→ **Request**
Return the count of lines that hold the string "this", with no other words.

→ **Extracted information**
============

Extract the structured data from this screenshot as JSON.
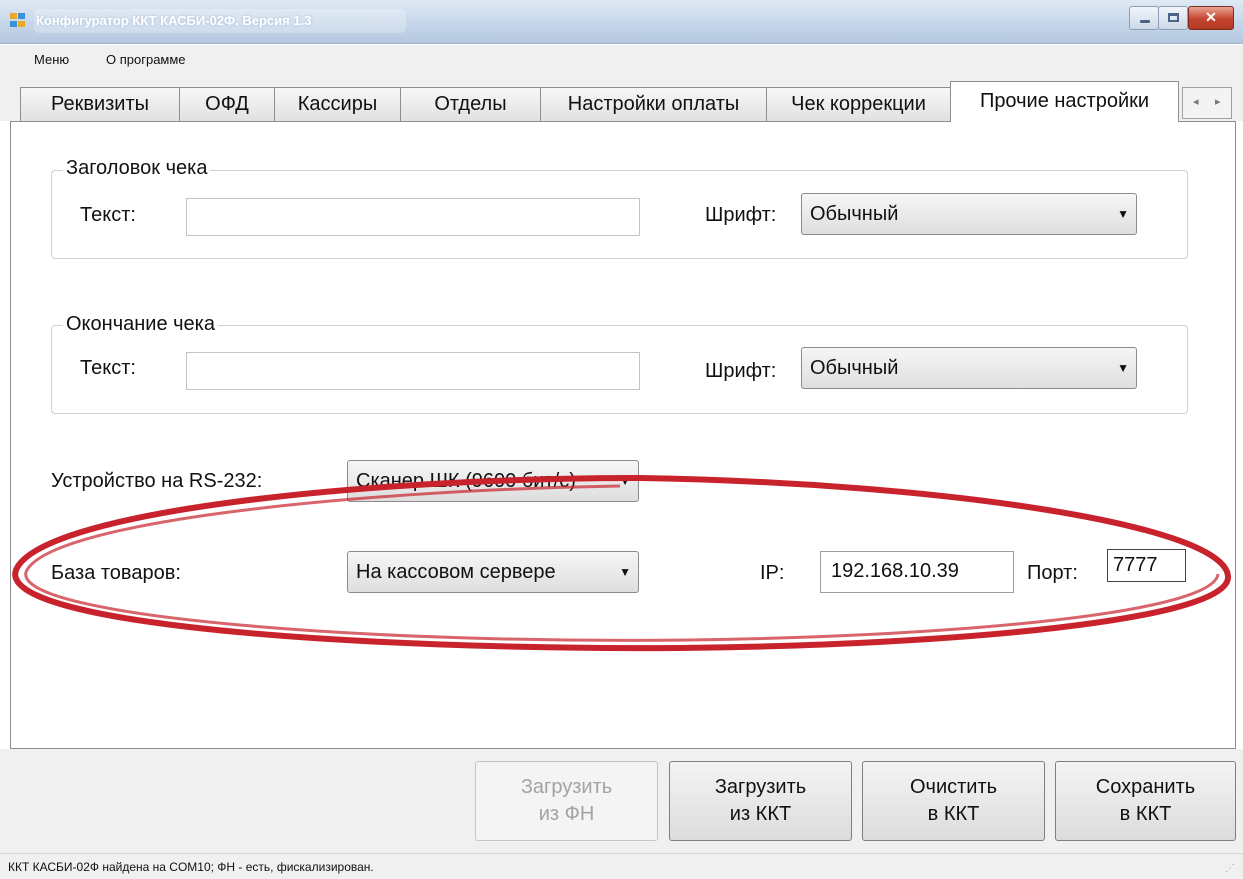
{
  "window": {
    "title": "Конфигуратор ККТ КАСБИ-02Ф. Версия 1.3"
  },
  "menu": {
    "items": [
      "Меню",
      "О программе"
    ]
  },
  "tabs": [
    "Реквизиты",
    "ОФД",
    "Кассиры",
    "Отделы",
    "Настройки оплаты",
    "Чек коррекции",
    "Прочие настройки"
  ],
  "active_tab": "Прочие настройки",
  "header_group": {
    "title": "Заголовок чека",
    "text_label": "Текст:",
    "text_value": "",
    "font_label": "Шрифт:",
    "font_value": "Обычный"
  },
  "footer_group": {
    "title": "Окончание чека",
    "text_label": "Текст:",
    "text_value": "",
    "font_label": "Шрифт:",
    "font_value": "Обычный"
  },
  "rs232": {
    "label": "Устройство на RS-232:",
    "value": "Сканер ШК (9600 бит/с)"
  },
  "goods_db": {
    "label": "База товаров:",
    "value": "На кассовом сервере",
    "ip_label": "IP:",
    "ip_value": "192.168.10.39",
    "port_label": "Порт:",
    "port_value": "7777"
  },
  "buttons": {
    "load_fn": [
      "Загрузить",
      "из ФН"
    ],
    "load_kkt": [
      "Загрузить",
      "из ККТ"
    ],
    "clear_kkt": [
      "Очистить",
      "в ККТ"
    ],
    "save_kkt": [
      "Сохранить",
      "в ККТ"
    ]
  },
  "status": "ККТ КАСБИ-02Ф найдена на COM10; ФН - есть, фискализирован.",
  "colors": {
    "highlight": "#c8232c",
    "title_bar": "#c6d6ea",
    "close_button": "#c4452e"
  }
}
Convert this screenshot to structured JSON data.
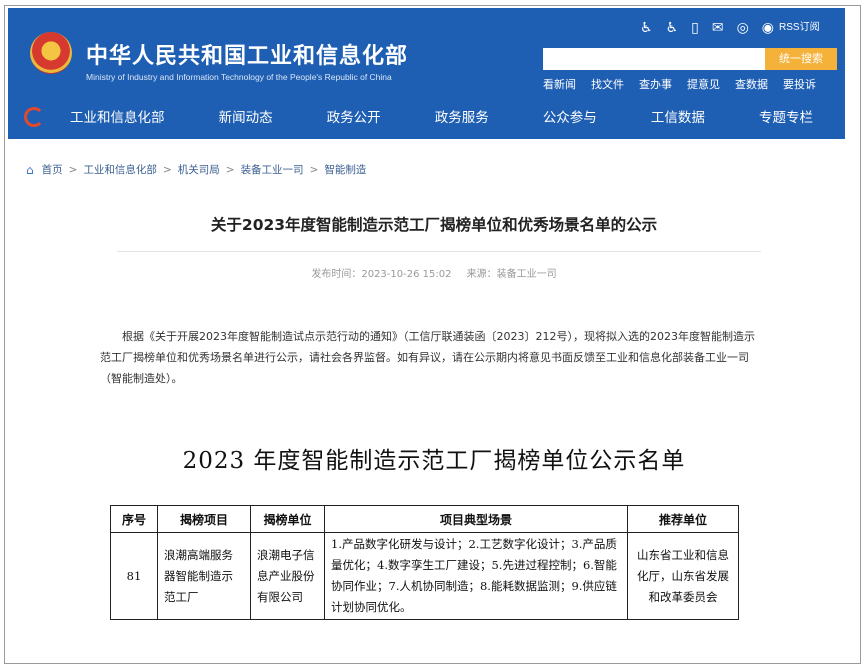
{
  "header": {
    "title": "中华人民共和国工业和信息化部",
    "subtitle": "Ministry of Industry and Information Technology of the People's Republic of China",
    "rss_label": "RSS订阅",
    "search_placeholder": "",
    "search_button": "统一搜索",
    "quick_links": [
      "看新闻",
      "找文件",
      "查办事",
      "提意见",
      "查数据",
      "要投诉"
    ],
    "nav": [
      "工业和信息化部",
      "新闻动态",
      "政务公开",
      "政务服务",
      "公众参与",
      "工信数据",
      "专题专栏"
    ],
    "brand_color": "#1f5fb3"
  },
  "breadcrumb": [
    "首页",
    "工业和信息化部",
    "机关司局",
    "装备工业一司",
    "智能制造"
  ],
  "article": {
    "title": "关于2023年度智能制造示范工厂揭榜单位和优秀场景名单的公示",
    "publish_time": "发布时间：2023-10-26 15:02",
    "source": "来源：装备工业一司",
    "paragraph": "根据《关于开展2023年度智能制造试点示范行动的通知》（工信厅联通装函〔2023〕212号），现将拟入选的2023年度智能制造示范工厂揭榜单位和优秀场景名单进行公示，请社会各界监督。如有异议，请在公示期内将意见书面反馈至工业和信息化部装备工业一司（智能制造处）。",
    "list_title": "2023 年度智能制造示范工厂揭榜单位公示名单"
  },
  "table": {
    "headers": [
      "序号",
      "揭榜项目",
      "揭榜单位",
      "项目典型场景",
      "推荐单位"
    ],
    "rows": [
      {
        "num": "81",
        "project": "浪潮高端服务器智能制造示范工厂",
        "unit": "浪潮电子信息产业股份有限公司",
        "scenes": "1.产品数字化研发与设计；2.工艺数字化设计；3.产品质量优化；4.数字孪生工厂建设；5.先进过程控制；6.智能协同作业；7.人机协同制造；8.能耗数据监测；9.供应链计划协同优化。",
        "recommender": "山东省工业和信息化厅，山东省发展和改革委员会"
      }
    ]
  }
}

============

→ **Written response**
2